━━━━━ Records to process ━━━━━
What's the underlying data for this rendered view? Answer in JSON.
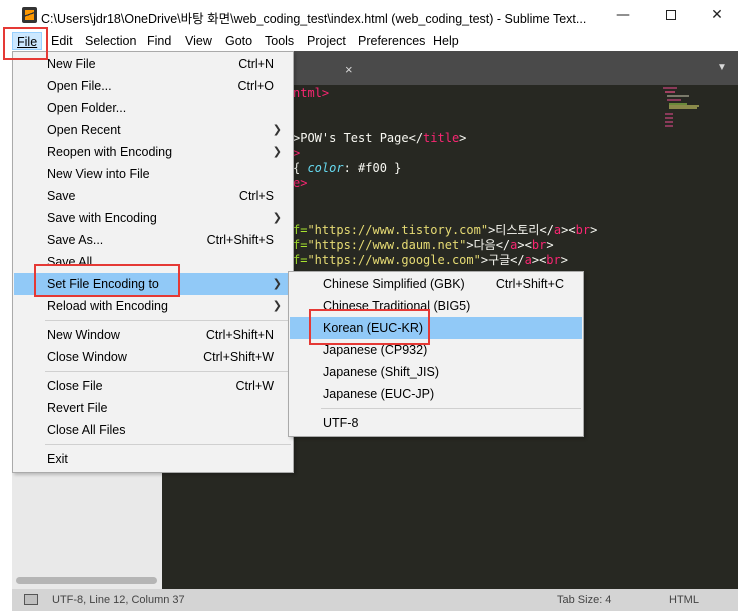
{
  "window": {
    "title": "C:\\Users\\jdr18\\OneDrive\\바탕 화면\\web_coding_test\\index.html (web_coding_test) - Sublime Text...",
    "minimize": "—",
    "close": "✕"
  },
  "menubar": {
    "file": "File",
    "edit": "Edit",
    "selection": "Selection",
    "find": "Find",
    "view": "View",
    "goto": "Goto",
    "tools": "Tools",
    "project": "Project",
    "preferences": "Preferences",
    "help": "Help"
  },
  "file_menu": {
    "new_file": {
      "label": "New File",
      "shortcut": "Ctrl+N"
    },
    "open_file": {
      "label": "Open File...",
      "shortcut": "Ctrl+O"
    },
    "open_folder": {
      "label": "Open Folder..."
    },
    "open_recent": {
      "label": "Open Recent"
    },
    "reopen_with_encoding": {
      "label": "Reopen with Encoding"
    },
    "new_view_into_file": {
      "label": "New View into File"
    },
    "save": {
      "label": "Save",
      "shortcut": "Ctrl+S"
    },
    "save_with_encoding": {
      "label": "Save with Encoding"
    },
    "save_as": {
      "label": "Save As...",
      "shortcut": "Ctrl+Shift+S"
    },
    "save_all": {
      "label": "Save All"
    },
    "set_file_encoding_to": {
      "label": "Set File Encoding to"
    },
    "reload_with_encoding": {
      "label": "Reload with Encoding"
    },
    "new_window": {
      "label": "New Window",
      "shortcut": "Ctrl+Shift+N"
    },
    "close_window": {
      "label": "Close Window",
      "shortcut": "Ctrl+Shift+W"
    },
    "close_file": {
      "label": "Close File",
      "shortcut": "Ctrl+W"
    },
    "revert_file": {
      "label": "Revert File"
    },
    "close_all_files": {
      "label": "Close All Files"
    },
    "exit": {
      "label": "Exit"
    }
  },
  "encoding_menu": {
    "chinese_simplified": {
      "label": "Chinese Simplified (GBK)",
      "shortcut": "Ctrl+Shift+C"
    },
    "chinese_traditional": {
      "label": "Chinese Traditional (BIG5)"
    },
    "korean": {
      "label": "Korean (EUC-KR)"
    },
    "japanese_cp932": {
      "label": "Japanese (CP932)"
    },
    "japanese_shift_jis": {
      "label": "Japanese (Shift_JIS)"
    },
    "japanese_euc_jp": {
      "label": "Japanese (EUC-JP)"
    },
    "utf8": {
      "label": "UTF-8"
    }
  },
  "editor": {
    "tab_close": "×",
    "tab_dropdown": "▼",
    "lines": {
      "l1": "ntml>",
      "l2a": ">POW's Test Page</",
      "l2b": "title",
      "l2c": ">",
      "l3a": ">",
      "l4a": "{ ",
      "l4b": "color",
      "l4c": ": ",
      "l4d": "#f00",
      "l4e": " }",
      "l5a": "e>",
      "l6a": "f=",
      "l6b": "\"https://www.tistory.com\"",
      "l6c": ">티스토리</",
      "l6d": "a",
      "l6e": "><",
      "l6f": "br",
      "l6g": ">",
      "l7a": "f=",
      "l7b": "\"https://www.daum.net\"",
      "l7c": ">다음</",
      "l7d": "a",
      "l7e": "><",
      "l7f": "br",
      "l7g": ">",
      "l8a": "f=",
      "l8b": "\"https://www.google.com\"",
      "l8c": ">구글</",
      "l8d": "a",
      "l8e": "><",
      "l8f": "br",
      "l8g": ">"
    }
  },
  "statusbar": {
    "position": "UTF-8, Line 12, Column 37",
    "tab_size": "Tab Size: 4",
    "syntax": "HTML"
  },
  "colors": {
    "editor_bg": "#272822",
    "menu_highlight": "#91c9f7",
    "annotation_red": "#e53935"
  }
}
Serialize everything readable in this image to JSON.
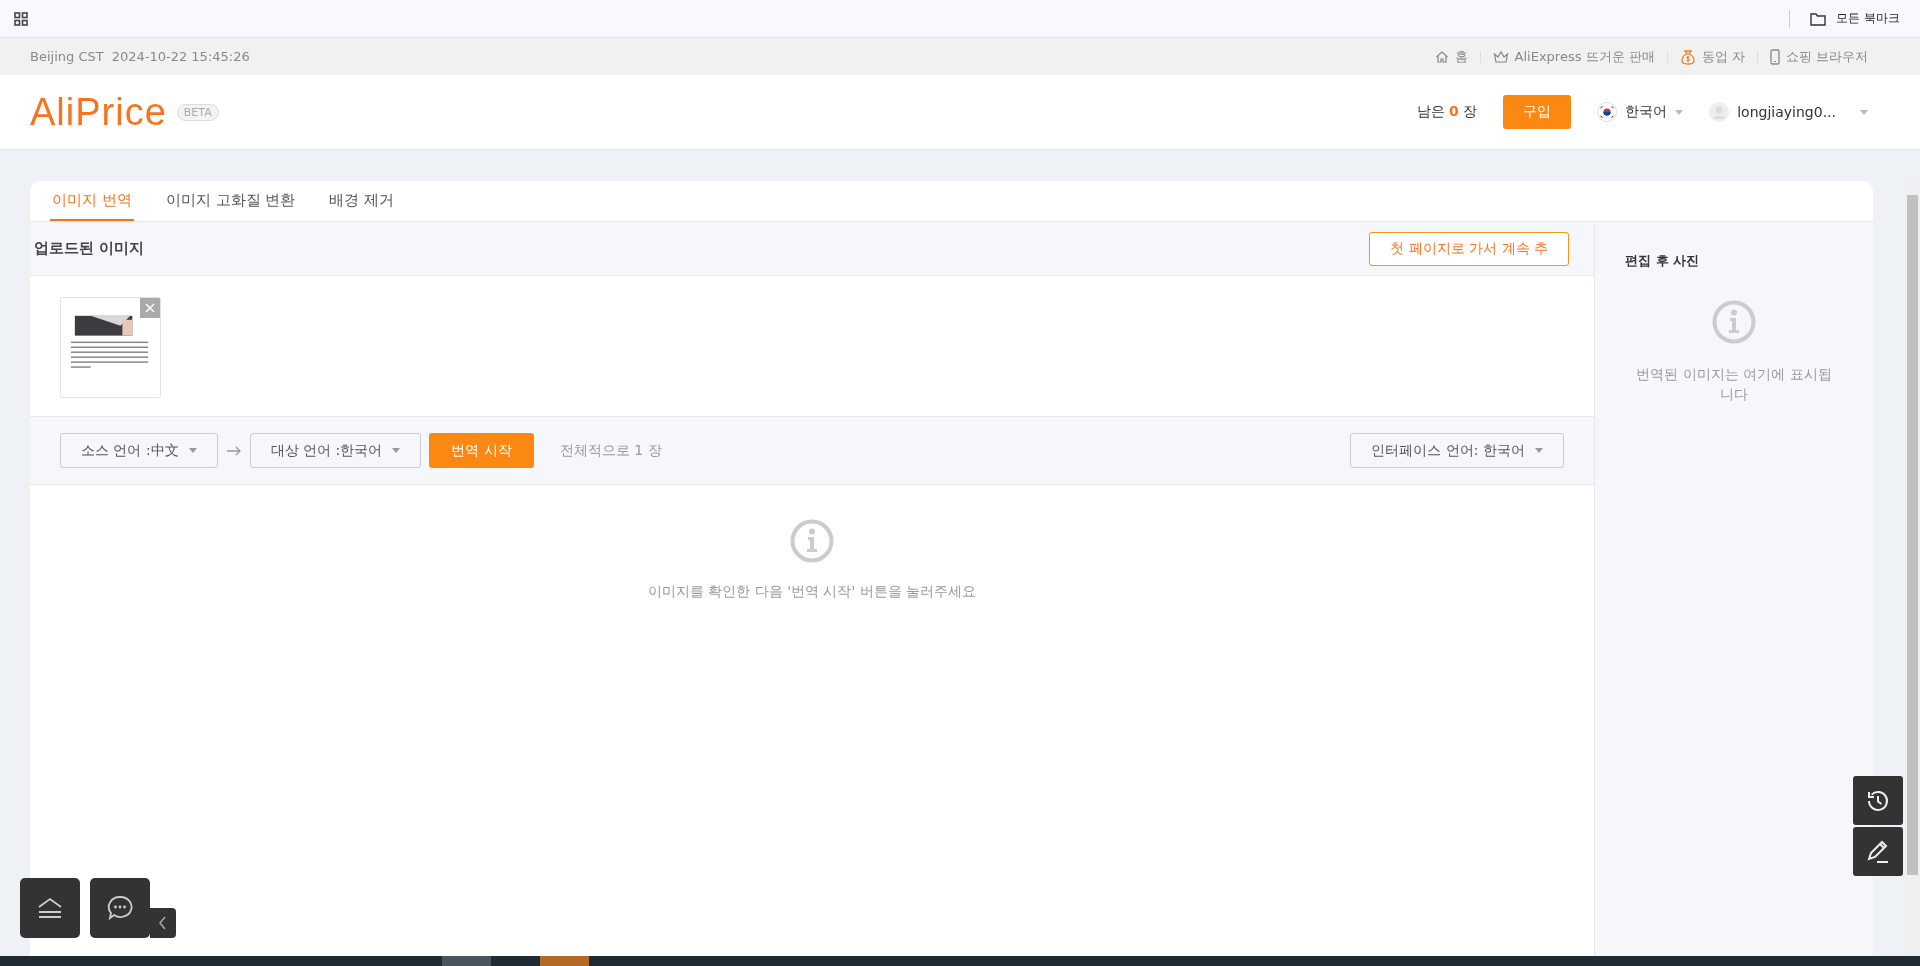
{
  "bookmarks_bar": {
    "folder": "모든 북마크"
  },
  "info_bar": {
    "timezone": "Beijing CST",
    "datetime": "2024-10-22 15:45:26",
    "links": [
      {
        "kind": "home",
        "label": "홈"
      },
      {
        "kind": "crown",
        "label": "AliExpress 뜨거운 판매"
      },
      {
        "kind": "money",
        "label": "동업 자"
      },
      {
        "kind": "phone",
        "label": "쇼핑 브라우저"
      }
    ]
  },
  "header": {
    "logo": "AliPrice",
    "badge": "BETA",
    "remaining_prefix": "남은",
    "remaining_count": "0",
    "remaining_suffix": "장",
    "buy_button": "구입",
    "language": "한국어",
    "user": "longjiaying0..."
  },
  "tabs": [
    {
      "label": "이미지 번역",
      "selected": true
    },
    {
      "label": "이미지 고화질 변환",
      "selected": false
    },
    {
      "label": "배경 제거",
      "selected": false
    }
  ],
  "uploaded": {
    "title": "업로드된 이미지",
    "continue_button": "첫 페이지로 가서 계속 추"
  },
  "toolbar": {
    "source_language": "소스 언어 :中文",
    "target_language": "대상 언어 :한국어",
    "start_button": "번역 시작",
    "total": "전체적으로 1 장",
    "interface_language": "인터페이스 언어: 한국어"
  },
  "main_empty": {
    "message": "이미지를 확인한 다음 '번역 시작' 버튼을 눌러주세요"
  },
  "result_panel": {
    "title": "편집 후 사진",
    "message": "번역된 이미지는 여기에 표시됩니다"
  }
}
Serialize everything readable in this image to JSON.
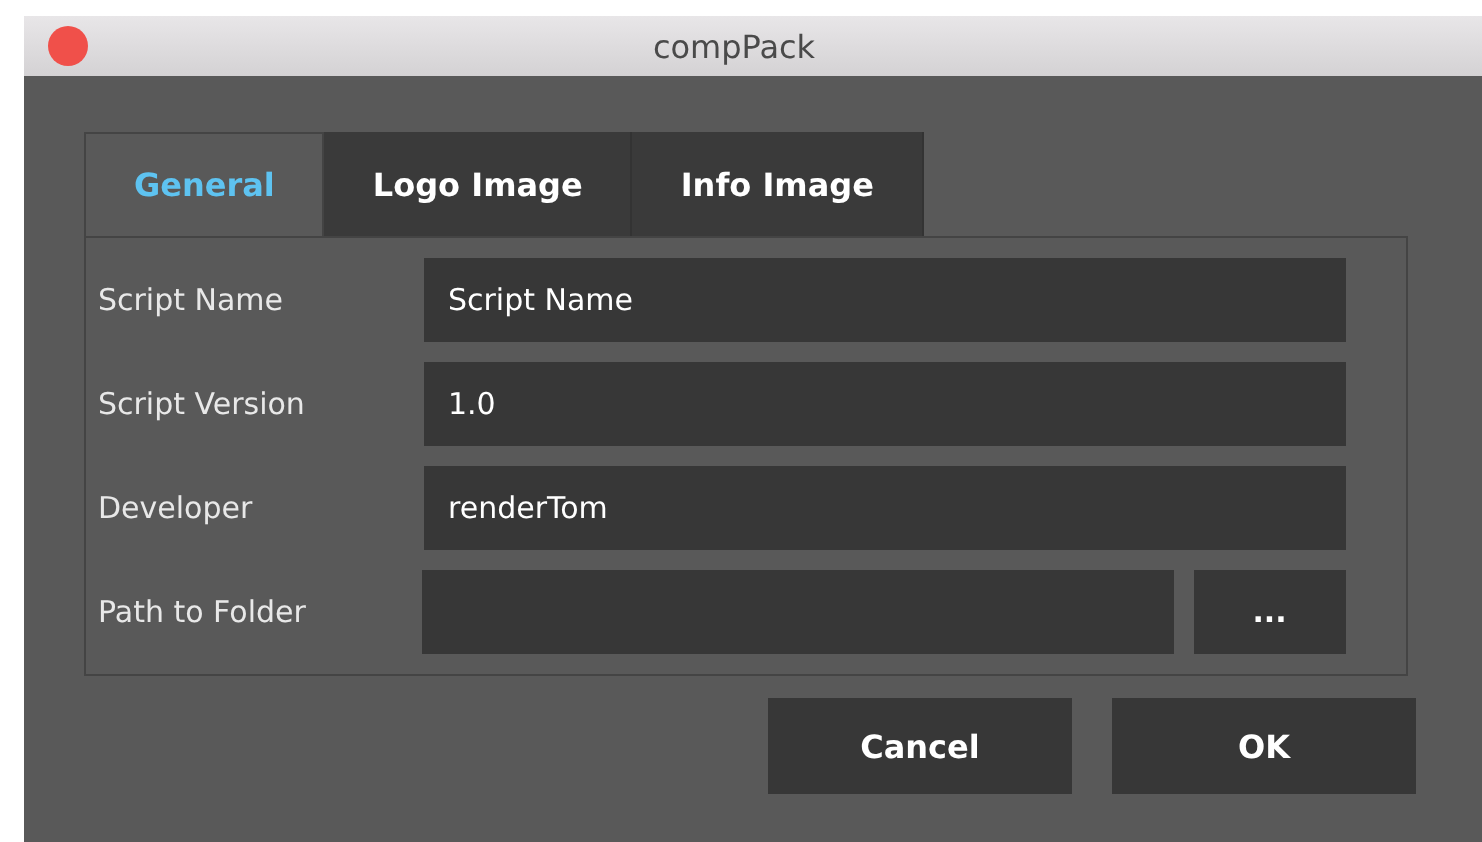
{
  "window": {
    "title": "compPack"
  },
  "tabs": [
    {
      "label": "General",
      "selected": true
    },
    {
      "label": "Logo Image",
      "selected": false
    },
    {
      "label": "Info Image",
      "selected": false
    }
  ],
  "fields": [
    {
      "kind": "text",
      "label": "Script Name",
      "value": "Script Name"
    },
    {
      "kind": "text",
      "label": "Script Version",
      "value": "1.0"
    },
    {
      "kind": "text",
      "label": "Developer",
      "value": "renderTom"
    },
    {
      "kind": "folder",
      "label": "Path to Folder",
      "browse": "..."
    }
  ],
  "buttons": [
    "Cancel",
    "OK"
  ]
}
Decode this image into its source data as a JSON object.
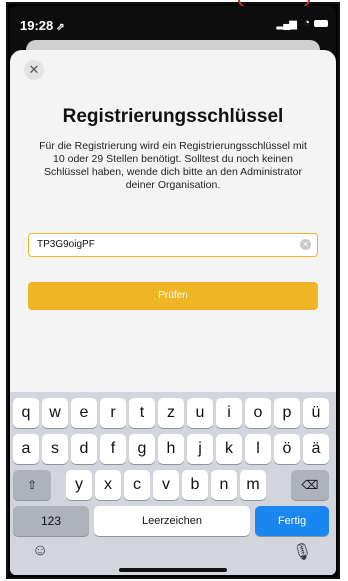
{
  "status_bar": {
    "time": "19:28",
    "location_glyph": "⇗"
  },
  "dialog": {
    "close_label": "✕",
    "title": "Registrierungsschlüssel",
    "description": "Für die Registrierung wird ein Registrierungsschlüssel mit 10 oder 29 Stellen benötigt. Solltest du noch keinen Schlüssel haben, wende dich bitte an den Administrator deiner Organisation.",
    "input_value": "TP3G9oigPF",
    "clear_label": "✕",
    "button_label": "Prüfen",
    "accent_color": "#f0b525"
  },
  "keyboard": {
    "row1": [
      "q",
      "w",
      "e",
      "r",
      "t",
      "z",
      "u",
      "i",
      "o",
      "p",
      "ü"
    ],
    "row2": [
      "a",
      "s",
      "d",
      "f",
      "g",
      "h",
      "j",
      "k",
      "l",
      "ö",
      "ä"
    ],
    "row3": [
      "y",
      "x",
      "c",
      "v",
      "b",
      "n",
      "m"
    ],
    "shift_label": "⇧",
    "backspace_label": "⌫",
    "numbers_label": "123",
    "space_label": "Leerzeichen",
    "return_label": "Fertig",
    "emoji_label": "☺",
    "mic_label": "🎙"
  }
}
━━━━━
Exercise prompt.
Reproduce each entry precisely, dropping only the pictures.

Solution to this exercise.
What's the underlying data for this rendered view? Answer in JSON.
{
  "window": {
    "title": "C:\\Users\\jdr18\\OneDrive\\바탕 화면\\web_coding_test\\index.html (web_coding_test) - Sublime Text...",
    "minimize": "—",
    "close": "✕"
  },
  "menubar": {
    "file": "File",
    "edit": "Edit",
    "selection": "Selection",
    "find": "Find",
    "view": "View",
    "goto": "Goto",
    "tools": "Tools",
    "project": "Project",
    "preferences": "Preferences",
    "help": "Help"
  },
  "file_menu": {
    "new_file": {
      "label": "New File",
      "shortcut": "Ctrl+N"
    },
    "open_file": {
      "label": "Open File...",
      "shortcut": "Ctrl+O"
    },
    "open_folder": {
      "label": "Open Folder..."
    },
    "open_recent": {
      "label": "Open Recent"
    },
    "reopen_with_encoding": {
      "label": "Reopen with Encoding"
    },
    "new_view_into_file": {
      "label": "New View into File"
    },
    "save": {
      "label": "Save",
      "shortcut": "Ctrl+S"
    },
    "save_with_encoding": {
      "label": "Save with Encoding"
    },
    "save_as": {
      "label": "Save As...",
      "shortcut": "Ctrl+Shift+S"
    },
    "save_all": {
      "label": "Save All"
    },
    "set_file_encoding_to": {
      "label": "Set File Encoding to"
    },
    "reload_with_encoding": {
      "label": "Reload with Encoding"
    },
    "new_window": {
      "label": "New Window",
      "shortcut": "Ctrl+Shift+N"
    },
    "close_window": {
      "label": "Close Window",
      "shortcut": "Ctrl+Shift+W"
    },
    "close_file": {
      "label": "Close File",
      "shortcut": "Ctrl+W"
    },
    "revert_file": {
      "label": "Revert File"
    },
    "close_all_files": {
      "label": "Close All Files"
    },
    "exit": {
      "label": "Exit"
    }
  },
  "encoding_menu": {
    "chinese_simplified": {
      "label": "Chinese Simplified (GBK)",
      "shortcut": "Ctrl+Shift+C"
    },
    "chinese_traditional": {
      "label": "Chinese Traditional (BIG5)"
    },
    "korean": {
      "label": "Korean (EUC-KR)"
    },
    "japanese_cp932": {
      "label": "Japanese (CP932)"
    },
    "japanese_shift_jis": {
      "label": "Japanese (Shift_JIS)"
    },
    "japanese_euc_jp": {
      "label": "Japanese (EUC-JP)"
    },
    "utf8": {
      "label": "UTF-8"
    }
  },
  "editor": {
    "tab_close": "×",
    "tab_dropdown": "▼",
    "lines": {
      "l1": "ntml>",
      "l2a": ">POW's Test Page</",
      "l2b": "title",
      "l2c": ">",
      "l3a": ">",
      "l4a": "{ ",
      "l4b": "color",
      "l4c": ": ",
      "l4d": "#f00",
      "l4e": " }",
      "l5a": "e>",
      "l6a": "f=",
      "l6b": "\"https://www.tistory.com\"",
      "l6c": ">티스토리</",
      "l6d": "a",
      "l6e": "><",
      "l6f": "br",
      "l6g": ">",
      "l7a": "f=",
      "l7b": "\"https://www.daum.net\"",
      "l7c": ">다음</",
      "l7d": "a",
      "l7e": "><",
      "l7f": "br",
      "l7g": ">",
      "l8a": "f=",
      "l8b": "\"https://www.google.com\"",
      "l8c": ">구글</",
      "l8d": "a",
      "l8e": "><",
      "l8f": "br",
      "l8g": ">"
    }
  },
  "statusbar": {
    "position": "UTF-8, Line 12, Column 37",
    "tab_size": "Tab Size: 4",
    "syntax": "HTML"
  },
  "colors": {
    "editor_bg": "#272822",
    "menu_highlight": "#91c9f7",
    "annotation_red": "#e53935"
  }
}
Serialize everything readable in this image to JSON.
{
  "bookmarks_bar": {
    "folder": "모든 북마크"
  },
  "info_bar": {
    "timezone": "Beijing CST",
    "datetime": "2024-10-22 15:45:26",
    "links": [
      {
        "kind": "home",
        "label": "홈"
      },
      {
        "kind": "crown",
        "label": "AliExpress 뜨거운 판매"
      },
      {
        "kind": "money",
        "label": "동업 자"
      },
      {
        "kind": "phone",
        "label": "쇼핑 브라우저"
      }
    ]
  },
  "header": {
    "logo": "AliPrice",
    "badge": "BETA",
    "remaining_prefix": "남은",
    "remaining_count": "0",
    "remaining_suffix": "장",
    "buy_button": "구입",
    "language": "한국어",
    "user": "longjiaying0..."
  },
  "tabs": [
    {
      "label": "이미지 번역",
      "selected": true
    },
    {
      "label": "이미지 고화질 변환",
      "selected": false
    },
    {
      "label": "배경 제거",
      "selected": false
    }
  ],
  "uploaded": {
    "title": "업로드된 이미지",
    "continue_button": "첫 페이지로 가서 계속 추"
  },
  "toolbar": {
    "source_language": "소스 언어 :中文",
    "target_language": "대상 언어 :한국어",
    "start_button": "번역 시작",
    "total": "전체적으로 1 장",
    "interface_language": "인터페이스 언어: 한국어"
  },
  "main_empty": {
    "message": "이미지를 확인한 다음 '번역 시작' 버튼을 눌러주세요"
  },
  "result_panel": {
    "title": "편집 후 사진",
    "message": "번역된 이미지는 여기에 표시됩니다"
  }
}
Serialize everything readable in this image to JSON.
{
  "window": {
    "title": "compPack"
  },
  "tabs": [
    {
      "label": "General",
      "selected": true
    },
    {
      "label": "Logo Image",
      "selected": false
    },
    {
      "label": "Info Image",
      "selected": false
    }
  ],
  "fields": [
    {
      "kind": "text",
      "label": "Script Name",
      "value": "Script Name"
    },
    {
      "kind": "text",
      "label": "Script Version",
      "value": "1.0"
    },
    {
      "kind": "text",
      "label": "Developer",
      "value": "renderTom"
    },
    {
      "kind": "folder",
      "label": "Path to Folder",
      "browse": "..."
    }
  ],
  "buttons": [
    "Cancel",
    "OK"
  ]
}
Decode this image into its source data as a JSON object.
{
  "status_bar": {
    "time": "19:28",
    "location_glyph": "⇗"
  },
  "dialog": {
    "close_label": "✕",
    "title": "Registrierungsschlüssel",
    "description": "Für die Registrierung wird ein Registrierungsschlüssel mit 10 oder 29 Stellen benötigt. Solltest du noch keinen Schlüssel haben, wende dich bitte an den Administrator deiner Organisation.",
    "input_value": "TP3G9oigPF",
    "clear_label": "✕",
    "button_label": "Prüfen",
    "accent_color": "#f0b525"
  },
  "keyboard": {
    "row1": [
      "q",
      "w",
      "e",
      "r",
      "t",
      "z",
      "u",
      "i",
      "o",
      "p",
      "ü"
    ],
    "row2": [
      "a",
      "s",
      "d",
      "f",
      "g",
      "h",
      "j",
      "k",
      "l",
      "ö",
      "ä"
    ],
    "row3": [
      "y",
      "x",
      "c",
      "v",
      "b",
      "n",
      "m"
    ],
    "shift_label": "⇧",
    "backspace_label": "⌫",
    "numbers_label": "123",
    "space_label": "Leerzeichen",
    "return_label": "Fertig",
    "emoji_label": "☺",
    "mic_label": "🎙"
  }
}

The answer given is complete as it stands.